Do not copy the pictures; transcribe all other material exactly.
====
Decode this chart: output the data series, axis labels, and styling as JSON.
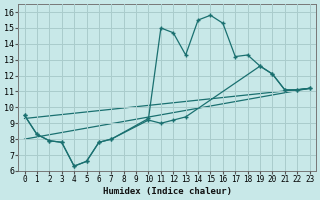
{
  "xlabel": "Humidex (Indice chaleur)",
  "bg_color": "#c8e8e8",
  "grid_color": "#aacccc",
  "line_color": "#1a7070",
  "xlim": [
    -0.5,
    23.5
  ],
  "ylim": [
    6,
    16.5
  ],
  "xticks": [
    0,
    1,
    2,
    3,
    4,
    5,
    6,
    7,
    8,
    9,
    10,
    11,
    12,
    13,
    14,
    15,
    16,
    17,
    18,
    19,
    20,
    21,
    22,
    23
  ],
  "yticks": [
    6,
    7,
    8,
    9,
    10,
    11,
    12,
    13,
    14,
    15,
    16
  ],
  "curve1_x": [
    0,
    1,
    2,
    3,
    4,
    5,
    6,
    7,
    10,
    11,
    12,
    13,
    14,
    15,
    16,
    17,
    18,
    19,
    20,
    21,
    22,
    23
  ],
  "curve1_y": [
    9.5,
    8.3,
    7.9,
    7.8,
    6.3,
    6.6,
    7.8,
    8.0,
    9.3,
    15.0,
    14.7,
    13.3,
    15.5,
    15.8,
    15.3,
    13.2,
    13.3,
    12.6,
    12.1,
    11.1,
    11.1,
    11.2
  ],
  "curve2_x": [
    0,
    1,
    2,
    3,
    4,
    5,
    6,
    7,
    10,
    11,
    12,
    13,
    19,
    20,
    21,
    22,
    23
  ],
  "curve2_y": [
    9.5,
    8.3,
    7.9,
    7.8,
    6.3,
    6.6,
    7.8,
    8.0,
    9.2,
    9.0,
    9.2,
    9.4,
    12.6,
    12.1,
    11.1,
    11.1,
    11.2
  ],
  "curve3_x": [
    0,
    23
  ],
  "curve3_y": [
    9.3,
    11.2
  ],
  "curve4_x": [
    0,
    23
  ],
  "curve4_y": [
    8.0,
    11.2
  ]
}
====
(WORKED ANSWER):
Decode this chart: output the data series, axis labels, and styling as JSON.
{
  "xlabel": "Humidex (Indice chaleur)",
  "bg_color": "#c8e8e8",
  "grid_color": "#aacccc",
  "line_color": "#1a7070",
  "xlim": [
    -0.5,
    23.5
  ],
  "ylim": [
    6,
    16.5
  ],
  "xticks": [
    0,
    1,
    2,
    3,
    4,
    5,
    6,
    7,
    8,
    9,
    10,
    11,
    12,
    13,
    14,
    15,
    16,
    17,
    18,
    19,
    20,
    21,
    22,
    23
  ],
  "yticks": [
    6,
    7,
    8,
    9,
    10,
    11,
    12,
    13,
    14,
    15,
    16
  ],
  "curve1_x": [
    0,
    1,
    2,
    3,
    4,
    5,
    6,
    7,
    10,
    11,
    12,
    13,
    14,
    15,
    16,
    17,
    18,
    19,
    20,
    21,
    22,
    23
  ],
  "curve1_y": [
    9.5,
    8.3,
    7.9,
    7.8,
    6.3,
    6.6,
    7.8,
    8.0,
    9.3,
    15.0,
    14.7,
    13.3,
    15.5,
    15.8,
    15.3,
    13.2,
    13.3,
    12.6,
    12.1,
    11.1,
    11.1,
    11.2
  ],
  "curve2_x": [
    0,
    1,
    2,
    3,
    4,
    5,
    6,
    7,
    10,
    11,
    12,
    13,
    19,
    20,
    21,
    22,
    23
  ],
  "curve2_y": [
    9.5,
    8.3,
    7.9,
    7.8,
    6.3,
    6.6,
    7.8,
    8.0,
    9.2,
    9.0,
    9.2,
    9.4,
    12.6,
    12.1,
    11.1,
    11.1,
    11.2
  ],
  "curve3_x": [
    0,
    23
  ],
  "curve3_y": [
    9.3,
    11.2
  ],
  "curve4_x": [
    0,
    23
  ],
  "curve4_y": [
    8.0,
    11.2
  ]
}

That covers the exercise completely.